• **Instructions for the task**:
Locate each line with the string "mayores" in the listing below and copy it.

Dataset entries:
^^^^^^^^^^^^^^^^
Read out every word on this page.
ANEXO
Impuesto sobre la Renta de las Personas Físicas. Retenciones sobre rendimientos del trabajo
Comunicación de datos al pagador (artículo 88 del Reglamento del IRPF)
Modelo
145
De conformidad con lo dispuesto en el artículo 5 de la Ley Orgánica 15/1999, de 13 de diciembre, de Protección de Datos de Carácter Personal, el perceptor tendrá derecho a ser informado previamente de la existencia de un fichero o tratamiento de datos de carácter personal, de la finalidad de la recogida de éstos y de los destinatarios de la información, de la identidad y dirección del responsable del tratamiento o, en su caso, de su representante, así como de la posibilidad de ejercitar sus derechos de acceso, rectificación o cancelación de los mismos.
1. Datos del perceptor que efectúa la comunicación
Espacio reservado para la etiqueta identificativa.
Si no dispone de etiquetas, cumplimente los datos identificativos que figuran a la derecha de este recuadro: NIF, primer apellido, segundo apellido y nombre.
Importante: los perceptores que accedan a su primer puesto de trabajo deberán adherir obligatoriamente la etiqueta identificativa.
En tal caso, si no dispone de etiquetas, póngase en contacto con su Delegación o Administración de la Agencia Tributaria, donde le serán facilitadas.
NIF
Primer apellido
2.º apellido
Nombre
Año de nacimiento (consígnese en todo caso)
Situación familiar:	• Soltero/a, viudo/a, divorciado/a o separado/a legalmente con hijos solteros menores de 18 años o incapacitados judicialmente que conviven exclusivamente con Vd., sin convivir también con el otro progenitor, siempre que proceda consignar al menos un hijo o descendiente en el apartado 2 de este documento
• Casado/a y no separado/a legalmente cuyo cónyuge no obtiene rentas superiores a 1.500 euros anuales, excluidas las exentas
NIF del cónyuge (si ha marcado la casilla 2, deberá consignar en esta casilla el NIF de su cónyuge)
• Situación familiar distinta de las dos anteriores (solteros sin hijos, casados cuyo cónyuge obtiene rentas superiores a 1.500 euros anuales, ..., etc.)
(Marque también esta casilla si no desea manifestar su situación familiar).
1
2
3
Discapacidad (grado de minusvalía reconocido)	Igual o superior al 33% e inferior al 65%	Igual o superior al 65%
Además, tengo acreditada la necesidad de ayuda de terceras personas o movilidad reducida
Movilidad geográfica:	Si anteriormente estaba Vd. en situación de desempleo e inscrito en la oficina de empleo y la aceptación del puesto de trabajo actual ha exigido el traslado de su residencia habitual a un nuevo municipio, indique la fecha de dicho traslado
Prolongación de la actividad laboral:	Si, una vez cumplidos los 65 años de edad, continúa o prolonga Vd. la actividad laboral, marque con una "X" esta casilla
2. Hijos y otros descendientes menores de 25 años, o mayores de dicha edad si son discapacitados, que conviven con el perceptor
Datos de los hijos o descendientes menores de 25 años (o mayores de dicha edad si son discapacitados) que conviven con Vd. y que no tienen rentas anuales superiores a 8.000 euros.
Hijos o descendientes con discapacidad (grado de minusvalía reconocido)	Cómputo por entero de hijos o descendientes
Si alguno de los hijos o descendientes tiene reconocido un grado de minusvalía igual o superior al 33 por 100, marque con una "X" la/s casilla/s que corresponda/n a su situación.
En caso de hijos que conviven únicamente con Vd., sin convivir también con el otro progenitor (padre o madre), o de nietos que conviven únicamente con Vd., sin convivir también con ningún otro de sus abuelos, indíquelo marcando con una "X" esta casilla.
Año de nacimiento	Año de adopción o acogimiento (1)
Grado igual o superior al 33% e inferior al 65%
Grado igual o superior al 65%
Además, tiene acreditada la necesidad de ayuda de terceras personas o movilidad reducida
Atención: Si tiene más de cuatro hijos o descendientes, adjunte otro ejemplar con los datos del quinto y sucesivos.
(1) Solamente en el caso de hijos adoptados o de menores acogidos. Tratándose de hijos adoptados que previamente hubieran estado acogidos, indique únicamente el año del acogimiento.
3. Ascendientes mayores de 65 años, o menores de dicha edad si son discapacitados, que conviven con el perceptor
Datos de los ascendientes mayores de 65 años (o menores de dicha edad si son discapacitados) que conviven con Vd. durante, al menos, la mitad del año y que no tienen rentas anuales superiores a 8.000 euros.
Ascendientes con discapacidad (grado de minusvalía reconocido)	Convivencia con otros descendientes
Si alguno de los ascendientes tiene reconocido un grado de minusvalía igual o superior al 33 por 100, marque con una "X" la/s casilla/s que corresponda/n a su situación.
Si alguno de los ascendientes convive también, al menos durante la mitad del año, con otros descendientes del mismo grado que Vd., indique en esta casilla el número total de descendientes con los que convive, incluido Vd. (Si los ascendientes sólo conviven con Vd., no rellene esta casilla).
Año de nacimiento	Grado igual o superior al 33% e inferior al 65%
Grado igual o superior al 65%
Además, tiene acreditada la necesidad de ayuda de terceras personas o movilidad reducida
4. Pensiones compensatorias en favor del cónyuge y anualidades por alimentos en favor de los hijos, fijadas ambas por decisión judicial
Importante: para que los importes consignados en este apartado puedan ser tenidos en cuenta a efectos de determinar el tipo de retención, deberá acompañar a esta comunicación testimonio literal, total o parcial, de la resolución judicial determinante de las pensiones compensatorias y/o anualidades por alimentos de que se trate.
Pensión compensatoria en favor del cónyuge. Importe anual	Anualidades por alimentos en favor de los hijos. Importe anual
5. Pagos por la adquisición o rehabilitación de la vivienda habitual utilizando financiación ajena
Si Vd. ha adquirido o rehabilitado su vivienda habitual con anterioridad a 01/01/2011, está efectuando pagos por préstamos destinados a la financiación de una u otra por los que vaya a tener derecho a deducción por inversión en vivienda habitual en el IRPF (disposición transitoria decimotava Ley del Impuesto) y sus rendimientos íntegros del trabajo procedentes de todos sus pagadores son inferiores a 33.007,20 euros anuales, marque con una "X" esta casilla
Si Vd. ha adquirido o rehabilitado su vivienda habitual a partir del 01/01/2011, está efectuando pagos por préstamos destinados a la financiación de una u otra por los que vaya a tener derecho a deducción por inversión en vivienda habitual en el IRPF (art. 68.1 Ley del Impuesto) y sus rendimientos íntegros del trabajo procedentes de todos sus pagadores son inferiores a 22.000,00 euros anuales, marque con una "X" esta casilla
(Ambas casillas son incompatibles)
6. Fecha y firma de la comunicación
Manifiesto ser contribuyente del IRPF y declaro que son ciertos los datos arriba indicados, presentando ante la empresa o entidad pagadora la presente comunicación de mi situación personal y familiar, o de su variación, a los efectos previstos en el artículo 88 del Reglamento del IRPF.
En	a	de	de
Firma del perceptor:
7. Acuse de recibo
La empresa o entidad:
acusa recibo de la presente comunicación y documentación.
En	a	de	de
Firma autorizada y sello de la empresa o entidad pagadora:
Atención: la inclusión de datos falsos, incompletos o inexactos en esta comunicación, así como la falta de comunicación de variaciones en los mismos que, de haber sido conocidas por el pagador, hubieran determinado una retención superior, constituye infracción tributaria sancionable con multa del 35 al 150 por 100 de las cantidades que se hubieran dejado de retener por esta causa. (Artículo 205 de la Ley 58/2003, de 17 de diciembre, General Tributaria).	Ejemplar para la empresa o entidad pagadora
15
^^^^^^^^^^^^^^^^
• **Output for this exercise**:
2. Hijos y otros descendientes menores de 25 años, o mayores de dicha edad si son discapacitados, que conviven con el perceptor
Datos de los hijos o descendientes menores de 25 años (o mayores de dicha edad si son discapacitados) que conviven con Vd. y que no tienen rentas anuales superiores a 8.000 euros.
3. Ascendientes mayores de 65 años, o menores de dicha edad si son discapacitados, que conviven con el perceptor
Datos de los ascendientes mayores de 65 años (o menores de dicha edad si son discapacitados) que conviven con Vd. durante, al menos, la mitad del año y que no tienen rentas anuales superiores a 8.000 euros.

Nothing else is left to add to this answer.